PROBLEM DETAILS => From the entries provided below, copy each line that contains the word "link".

(Data entries)
··········
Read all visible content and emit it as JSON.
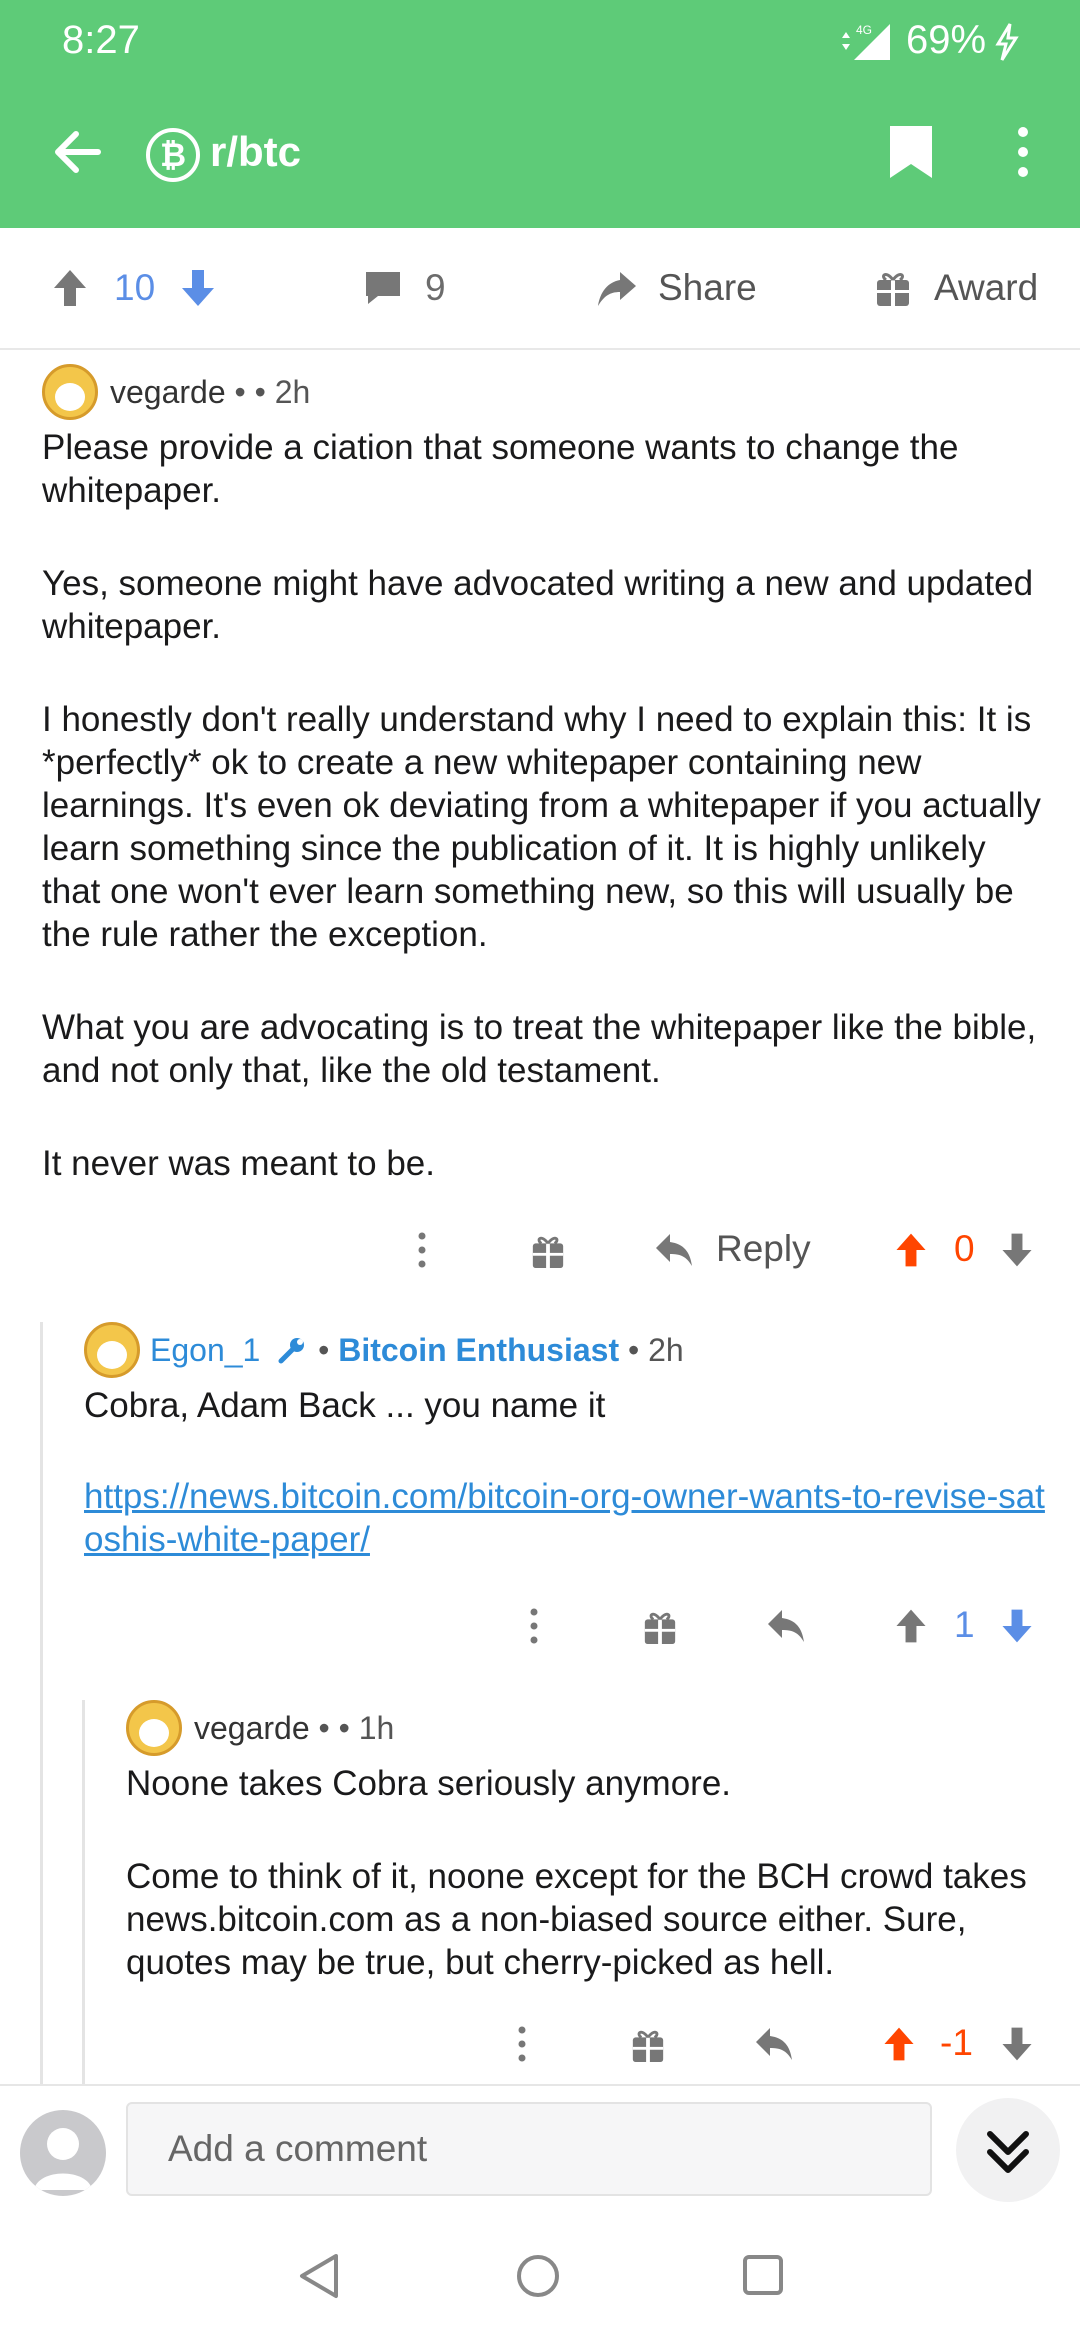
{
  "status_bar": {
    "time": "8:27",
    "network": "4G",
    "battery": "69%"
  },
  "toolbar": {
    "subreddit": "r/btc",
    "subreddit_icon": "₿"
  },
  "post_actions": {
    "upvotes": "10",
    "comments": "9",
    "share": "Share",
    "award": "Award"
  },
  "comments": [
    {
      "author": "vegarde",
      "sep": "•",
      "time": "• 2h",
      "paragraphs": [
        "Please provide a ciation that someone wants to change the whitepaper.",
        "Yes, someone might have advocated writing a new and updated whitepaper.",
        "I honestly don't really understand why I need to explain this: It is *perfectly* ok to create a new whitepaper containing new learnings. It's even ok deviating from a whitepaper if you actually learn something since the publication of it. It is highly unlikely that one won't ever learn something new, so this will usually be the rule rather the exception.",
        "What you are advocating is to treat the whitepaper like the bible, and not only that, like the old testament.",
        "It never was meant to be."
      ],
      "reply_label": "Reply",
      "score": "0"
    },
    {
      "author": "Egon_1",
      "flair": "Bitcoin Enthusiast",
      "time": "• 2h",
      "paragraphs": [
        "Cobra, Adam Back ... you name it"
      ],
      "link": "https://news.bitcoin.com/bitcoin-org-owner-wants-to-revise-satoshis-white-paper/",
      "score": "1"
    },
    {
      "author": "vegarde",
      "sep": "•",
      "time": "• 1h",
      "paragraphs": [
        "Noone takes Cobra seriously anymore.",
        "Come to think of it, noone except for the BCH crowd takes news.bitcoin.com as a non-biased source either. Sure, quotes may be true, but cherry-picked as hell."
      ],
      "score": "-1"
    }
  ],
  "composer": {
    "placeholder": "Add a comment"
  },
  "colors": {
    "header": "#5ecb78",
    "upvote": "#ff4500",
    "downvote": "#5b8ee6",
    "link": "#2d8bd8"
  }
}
··········
FULL RESPONSE =>
      "link": "https://news.bitcoin.com/bitcoin-org-owner-wants-to-revise-satoshis-white-paper/",
    "link": "#2d8bd8"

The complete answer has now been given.